## BEGIN Input rows

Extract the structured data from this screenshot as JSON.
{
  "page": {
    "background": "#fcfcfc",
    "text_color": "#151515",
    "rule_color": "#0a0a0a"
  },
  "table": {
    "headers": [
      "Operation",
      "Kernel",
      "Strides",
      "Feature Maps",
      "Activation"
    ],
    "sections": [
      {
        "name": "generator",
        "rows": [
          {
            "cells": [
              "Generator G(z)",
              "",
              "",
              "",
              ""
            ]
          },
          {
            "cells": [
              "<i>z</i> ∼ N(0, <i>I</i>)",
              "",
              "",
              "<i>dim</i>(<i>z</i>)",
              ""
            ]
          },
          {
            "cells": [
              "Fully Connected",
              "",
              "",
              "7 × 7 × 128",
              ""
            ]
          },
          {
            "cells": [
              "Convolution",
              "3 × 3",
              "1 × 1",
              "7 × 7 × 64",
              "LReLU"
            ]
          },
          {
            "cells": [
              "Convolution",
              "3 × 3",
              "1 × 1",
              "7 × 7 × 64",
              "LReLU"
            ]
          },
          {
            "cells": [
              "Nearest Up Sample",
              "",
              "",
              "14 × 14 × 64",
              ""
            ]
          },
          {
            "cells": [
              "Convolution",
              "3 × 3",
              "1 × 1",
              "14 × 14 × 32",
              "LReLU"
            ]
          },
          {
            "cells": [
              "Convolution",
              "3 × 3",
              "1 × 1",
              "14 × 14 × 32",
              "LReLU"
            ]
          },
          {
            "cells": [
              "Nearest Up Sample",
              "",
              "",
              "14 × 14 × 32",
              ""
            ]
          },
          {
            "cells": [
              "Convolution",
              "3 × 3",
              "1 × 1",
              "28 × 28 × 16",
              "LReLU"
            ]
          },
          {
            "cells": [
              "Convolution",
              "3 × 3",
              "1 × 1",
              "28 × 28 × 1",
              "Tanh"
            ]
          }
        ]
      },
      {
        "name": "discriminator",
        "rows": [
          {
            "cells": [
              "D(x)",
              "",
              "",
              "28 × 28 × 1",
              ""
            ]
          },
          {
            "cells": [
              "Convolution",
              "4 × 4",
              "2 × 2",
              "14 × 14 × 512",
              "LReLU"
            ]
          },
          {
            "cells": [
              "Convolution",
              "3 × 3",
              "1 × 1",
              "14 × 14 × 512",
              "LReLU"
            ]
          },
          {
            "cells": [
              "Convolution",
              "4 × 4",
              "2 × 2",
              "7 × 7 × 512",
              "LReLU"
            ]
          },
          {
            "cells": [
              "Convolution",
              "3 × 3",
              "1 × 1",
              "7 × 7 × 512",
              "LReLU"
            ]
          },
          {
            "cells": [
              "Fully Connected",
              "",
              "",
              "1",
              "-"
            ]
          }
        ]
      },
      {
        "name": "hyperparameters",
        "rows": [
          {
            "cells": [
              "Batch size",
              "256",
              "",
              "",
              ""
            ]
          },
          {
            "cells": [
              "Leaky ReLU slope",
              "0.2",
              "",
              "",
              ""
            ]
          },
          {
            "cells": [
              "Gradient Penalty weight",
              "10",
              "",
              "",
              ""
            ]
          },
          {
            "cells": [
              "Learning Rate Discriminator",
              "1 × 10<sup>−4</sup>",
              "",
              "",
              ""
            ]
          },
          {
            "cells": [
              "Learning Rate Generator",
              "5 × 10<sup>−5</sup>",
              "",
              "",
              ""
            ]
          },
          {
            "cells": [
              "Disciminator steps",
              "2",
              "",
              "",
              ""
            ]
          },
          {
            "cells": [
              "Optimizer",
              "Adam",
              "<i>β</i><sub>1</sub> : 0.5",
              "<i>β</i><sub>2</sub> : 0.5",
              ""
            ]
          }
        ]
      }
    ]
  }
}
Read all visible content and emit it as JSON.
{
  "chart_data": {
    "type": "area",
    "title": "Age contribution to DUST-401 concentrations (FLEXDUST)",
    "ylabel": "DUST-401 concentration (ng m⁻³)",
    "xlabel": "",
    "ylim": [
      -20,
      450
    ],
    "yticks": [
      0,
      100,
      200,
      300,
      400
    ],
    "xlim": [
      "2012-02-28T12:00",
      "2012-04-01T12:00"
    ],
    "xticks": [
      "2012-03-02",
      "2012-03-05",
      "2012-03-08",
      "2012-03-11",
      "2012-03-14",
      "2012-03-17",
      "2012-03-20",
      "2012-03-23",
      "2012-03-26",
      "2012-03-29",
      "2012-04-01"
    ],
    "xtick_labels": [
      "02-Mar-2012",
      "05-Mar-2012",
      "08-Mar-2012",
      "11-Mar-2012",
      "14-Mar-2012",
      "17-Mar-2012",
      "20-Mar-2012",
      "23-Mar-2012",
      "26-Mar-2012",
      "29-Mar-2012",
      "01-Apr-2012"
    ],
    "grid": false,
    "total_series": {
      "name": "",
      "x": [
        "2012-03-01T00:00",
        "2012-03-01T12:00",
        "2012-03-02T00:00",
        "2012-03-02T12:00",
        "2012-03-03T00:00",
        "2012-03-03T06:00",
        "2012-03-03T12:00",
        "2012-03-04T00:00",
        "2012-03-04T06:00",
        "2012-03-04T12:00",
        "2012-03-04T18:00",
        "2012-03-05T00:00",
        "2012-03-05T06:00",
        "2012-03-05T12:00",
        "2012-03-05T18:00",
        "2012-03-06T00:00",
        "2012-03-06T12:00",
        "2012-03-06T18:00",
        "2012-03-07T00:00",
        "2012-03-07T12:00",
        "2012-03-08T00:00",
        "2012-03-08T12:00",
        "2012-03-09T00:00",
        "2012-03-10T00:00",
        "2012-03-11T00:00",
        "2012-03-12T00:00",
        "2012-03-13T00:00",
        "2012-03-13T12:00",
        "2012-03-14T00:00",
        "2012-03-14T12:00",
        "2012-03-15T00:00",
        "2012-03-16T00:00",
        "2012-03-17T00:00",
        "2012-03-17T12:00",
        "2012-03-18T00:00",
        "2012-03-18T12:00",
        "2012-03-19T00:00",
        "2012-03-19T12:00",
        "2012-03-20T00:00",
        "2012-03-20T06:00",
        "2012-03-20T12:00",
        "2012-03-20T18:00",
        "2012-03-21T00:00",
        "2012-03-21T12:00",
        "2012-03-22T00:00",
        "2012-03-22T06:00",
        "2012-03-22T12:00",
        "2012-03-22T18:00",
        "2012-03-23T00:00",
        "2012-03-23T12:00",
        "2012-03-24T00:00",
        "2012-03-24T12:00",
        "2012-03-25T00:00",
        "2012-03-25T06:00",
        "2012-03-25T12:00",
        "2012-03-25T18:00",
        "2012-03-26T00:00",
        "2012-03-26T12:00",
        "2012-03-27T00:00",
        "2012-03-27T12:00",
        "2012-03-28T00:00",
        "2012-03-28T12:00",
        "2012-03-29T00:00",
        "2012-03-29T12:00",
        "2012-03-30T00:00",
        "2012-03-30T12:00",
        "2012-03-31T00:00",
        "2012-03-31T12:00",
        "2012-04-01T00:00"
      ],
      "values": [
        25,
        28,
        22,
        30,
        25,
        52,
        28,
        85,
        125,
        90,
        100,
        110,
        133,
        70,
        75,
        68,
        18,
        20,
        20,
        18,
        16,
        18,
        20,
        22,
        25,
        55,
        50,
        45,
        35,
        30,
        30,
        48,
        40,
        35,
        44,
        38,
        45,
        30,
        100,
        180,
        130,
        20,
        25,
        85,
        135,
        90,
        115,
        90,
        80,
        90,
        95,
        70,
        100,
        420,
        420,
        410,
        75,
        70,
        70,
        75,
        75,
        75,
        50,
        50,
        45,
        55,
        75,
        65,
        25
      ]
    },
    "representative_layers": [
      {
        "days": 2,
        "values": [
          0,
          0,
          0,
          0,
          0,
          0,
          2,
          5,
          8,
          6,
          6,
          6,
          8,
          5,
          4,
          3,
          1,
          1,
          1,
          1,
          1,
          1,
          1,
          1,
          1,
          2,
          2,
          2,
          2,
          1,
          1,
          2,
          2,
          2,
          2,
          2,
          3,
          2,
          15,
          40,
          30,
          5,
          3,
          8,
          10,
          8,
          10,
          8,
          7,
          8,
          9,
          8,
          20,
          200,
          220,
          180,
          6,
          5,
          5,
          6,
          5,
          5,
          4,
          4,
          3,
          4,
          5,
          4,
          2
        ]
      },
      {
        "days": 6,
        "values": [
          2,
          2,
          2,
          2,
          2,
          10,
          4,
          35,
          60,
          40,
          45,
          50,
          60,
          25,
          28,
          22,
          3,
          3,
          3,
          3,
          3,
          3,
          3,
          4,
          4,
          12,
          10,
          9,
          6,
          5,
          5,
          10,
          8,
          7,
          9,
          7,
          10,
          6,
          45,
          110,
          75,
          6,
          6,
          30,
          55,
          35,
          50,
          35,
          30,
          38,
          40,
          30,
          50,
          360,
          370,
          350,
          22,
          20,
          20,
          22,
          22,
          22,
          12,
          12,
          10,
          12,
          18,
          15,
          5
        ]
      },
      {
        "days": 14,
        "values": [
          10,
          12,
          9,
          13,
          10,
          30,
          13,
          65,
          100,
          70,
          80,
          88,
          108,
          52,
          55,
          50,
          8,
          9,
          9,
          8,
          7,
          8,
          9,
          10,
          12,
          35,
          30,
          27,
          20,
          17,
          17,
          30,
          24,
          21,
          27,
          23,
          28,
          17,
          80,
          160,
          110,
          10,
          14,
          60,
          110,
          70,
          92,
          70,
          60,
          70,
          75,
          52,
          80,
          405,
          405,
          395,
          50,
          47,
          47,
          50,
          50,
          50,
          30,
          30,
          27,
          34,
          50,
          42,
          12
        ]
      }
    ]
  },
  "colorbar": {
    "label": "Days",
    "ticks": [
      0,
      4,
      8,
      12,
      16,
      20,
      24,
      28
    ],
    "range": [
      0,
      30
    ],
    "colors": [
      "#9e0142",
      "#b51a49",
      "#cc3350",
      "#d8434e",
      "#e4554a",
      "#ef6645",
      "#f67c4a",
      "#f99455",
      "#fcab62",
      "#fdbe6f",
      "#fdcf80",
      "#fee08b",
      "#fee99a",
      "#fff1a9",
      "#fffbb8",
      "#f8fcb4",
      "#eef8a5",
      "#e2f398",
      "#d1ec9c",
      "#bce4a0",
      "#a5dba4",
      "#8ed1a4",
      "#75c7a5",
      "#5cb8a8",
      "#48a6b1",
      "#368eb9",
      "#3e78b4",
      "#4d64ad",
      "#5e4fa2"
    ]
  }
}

## END Input rows

## Exercise directions
Copy down every line of the entries containing the word "Rate".

## Task output
              "Learning Rate Discriminator",
              "Learning Rate Generator",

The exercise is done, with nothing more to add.